Copy all of the material word for word, except for the pictures.

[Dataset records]
+ + + +

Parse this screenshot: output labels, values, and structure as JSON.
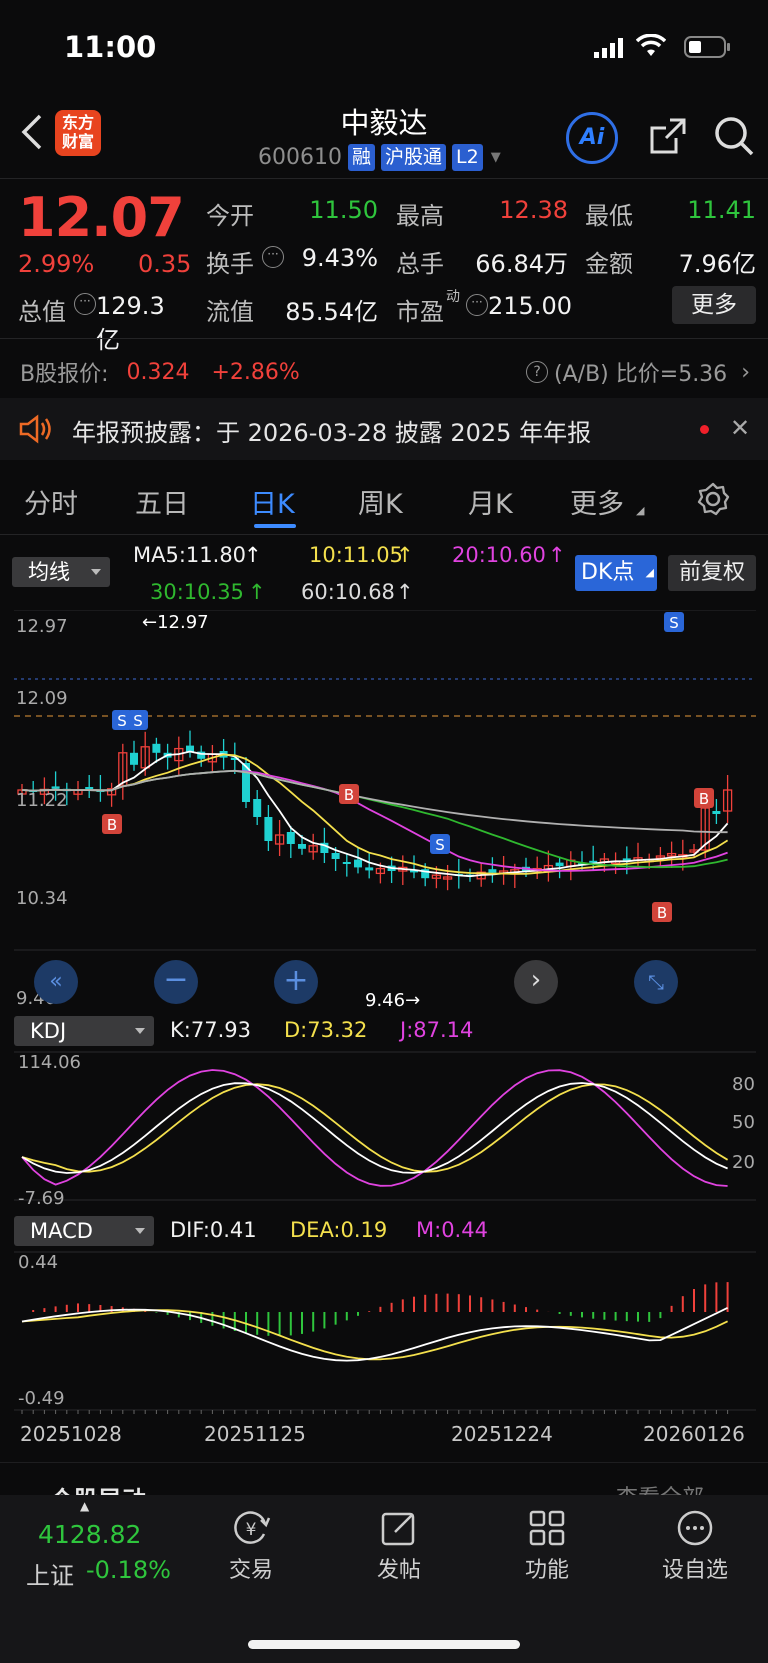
{
  "status_bar": {
    "time": "11:00"
  },
  "header": {
    "logo_text": "东方\n财富",
    "stock_name": "中毅达",
    "stock_code": "600610",
    "tags": [
      "融",
      "沪股通",
      "L2"
    ],
    "ai_label": "Ai"
  },
  "quote": {
    "price": "12.07",
    "change_pct": "2.99%",
    "change": "0.35",
    "fields": [
      {
        "label": "今开",
        "value": "11.50",
        "color": "green"
      },
      {
        "label": "最高",
        "value": "12.38",
        "color": "red"
      },
      {
        "label": "最低",
        "value": "11.41",
        "color": "green"
      },
      {
        "label": "换手",
        "value": "9.43%",
        "color": "white"
      },
      {
        "label": "总手",
        "value": "66.84万",
        "color": "white"
      },
      {
        "label": "金额",
        "value": "7.96亿",
        "color": "white"
      },
      {
        "label": "总值",
        "value": "129.3亿",
        "color": "white"
      },
      {
        "label": "流值",
        "value": "85.54亿",
        "color": "white"
      },
      {
        "label": "市盈",
        "value": "215.00",
        "color": "white"
      }
    ],
    "pe_superscript": "动",
    "more_label": "更多"
  },
  "b_share": {
    "label": "B股报价:",
    "price": "0.324",
    "pct": "+2.86%",
    "ratio_label": "(A/B) 比价=5.36"
  },
  "notice": {
    "text": "年报预披露：于 2026-03-28 披露 2025 年年报"
  },
  "tabs": [
    "分时",
    "五日",
    "日K",
    "周K",
    "月K",
    "更多"
  ],
  "active_tab": "日K",
  "main_chart": {
    "indicator": "均线",
    "ma5": "MA5:11.80",
    "ma10": "10:11.05",
    "ma20": "20:10.60",
    "ma30": "30:10.35",
    "ma60": "60:10.68",
    "dk_label": "DK点",
    "adjust_label": "前复权",
    "y_labels": [
      "12.97",
      "12.09",
      "11.22",
      "10.34",
      "9.46"
    ],
    "high_marker": "←12.97",
    "low_marker": "9.46→"
  },
  "kdj": {
    "name": "KDJ",
    "k": "K:77.93",
    "d": "D:73.32",
    "j": "J:87.14",
    "y_top": "114.06",
    "y_bottom": "-7.69",
    "levels": [
      "80",
      "50",
      "20"
    ]
  },
  "macd": {
    "name": "MACD",
    "dif": "DIF:0.41",
    "dea": "DEA:0.19",
    "m": "M:0.44",
    "y_top": "0.44",
    "y_bottom": "-0.49"
  },
  "x_dates": [
    "20251028",
    "20251125",
    "20251224",
    "20260126"
  ],
  "section_peek": {
    "left": "个股异动",
    "right": "查看全部"
  },
  "bottom_nav": {
    "index_value": "4128.82",
    "index_name": "上证",
    "index_pct": "-0.18%",
    "items": [
      "交易",
      "发帖",
      "功能",
      "设自选"
    ]
  },
  "colors": {
    "up": "#f0413b",
    "down": "#1fd1d1",
    "ma5": "#ffffff",
    "ma10": "#f4e04d",
    "ma20": "#e043e0",
    "ma30": "#2fb82f",
    "ma60": "#b0b0b0",
    "accent": "#2f6fe6"
  }
}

+ + + +

Complete output ::
Parse this screenshot: output labels, values, and structure as JSON.
{
  "status_bar": {
    "time": "11:00"
  },
  "header": {
    "logo_text": "东方\n财富",
    "stock_name": "中毅达",
    "stock_code": "600610",
    "tags": [
      "融",
      "沪股通",
      "L2"
    ],
    "ai_label": "Ai"
  },
  "quote": {
    "price": "12.07",
    "change_pct": "2.99%",
    "change": "0.35",
    "fields": [
      {
        "label": "今开",
        "value": "11.50",
        "color": "green"
      },
      {
        "label": "最高",
        "value": "12.38",
        "color": "red"
      },
      {
        "label": "最低",
        "value": "11.41",
        "color": "green"
      },
      {
        "label": "换手",
        "value": "9.43%",
        "color": "white"
      },
      {
        "label": "总手",
        "value": "66.84万",
        "color": "white"
      },
      {
        "label": "金额",
        "value": "7.96亿",
        "color": "white"
      },
      {
        "label": "总值",
        "value": "129.3亿",
        "color": "white"
      },
      {
        "label": "流值",
        "value": "85.54亿",
        "color": "white"
      },
      {
        "label": "市盈",
        "value": "215.00",
        "color": "white"
      }
    ],
    "pe_superscript": "动",
    "more_label": "更多"
  },
  "b_share": {
    "label": "B股报价:",
    "price": "0.324",
    "pct": "+2.86%",
    "ratio_label": "(A/B) 比价=5.36"
  },
  "notice": {
    "text": "年报预披露：于 2026-03-28 披露 2025 年年报"
  },
  "tabs": [
    "分时",
    "五日",
    "日K",
    "周K",
    "月K",
    "更多"
  ],
  "active_tab": "日K",
  "main_chart": {
    "indicator": "均线",
    "ma5": "MA5:11.80",
    "ma10": "10:11.05",
    "ma20": "20:10.60",
    "ma30": "30:10.35",
    "ma60": "60:10.68",
    "dk_label": "DK点",
    "adjust_label": "前复权",
    "y_labels": [
      "12.97",
      "12.09",
      "11.22",
      "10.34",
      "9.46"
    ],
    "high_marker": "←12.97",
    "low_marker": "9.46→"
  },
  "kdj": {
    "name": "KDJ",
    "k": "K:77.93",
    "d": "D:73.32",
    "j": "J:87.14",
    "y_top": "114.06",
    "y_bottom": "-7.69",
    "levels": [
      "80",
      "50",
      "20"
    ]
  },
  "macd": {
    "name": "MACD",
    "dif": "DIF:0.41",
    "dea": "DEA:0.19",
    "m": "M:0.44",
    "y_top": "0.44",
    "y_bottom": "-0.49"
  },
  "x_dates": [
    "20251028",
    "20251125",
    "20251224",
    "20260126"
  ],
  "section_peek": {
    "left": "个股异动",
    "right": "查看全部"
  },
  "bottom_nav": {
    "index_value": "4128.82",
    "index_name": "上证",
    "index_pct": "-0.18%",
    "items": [
      "交易",
      "发帖",
      "功能",
      "设自选"
    ]
  },
  "colors": {
    "up": "#f0413b",
    "down": "#1fd1d1",
    "ma5": "#ffffff",
    "ma10": "#f4e04d",
    "ma20": "#e043e0",
    "ma30": "#2fb82f",
    "ma60": "#b0b0b0",
    "accent": "#2f6fe6"
  }
}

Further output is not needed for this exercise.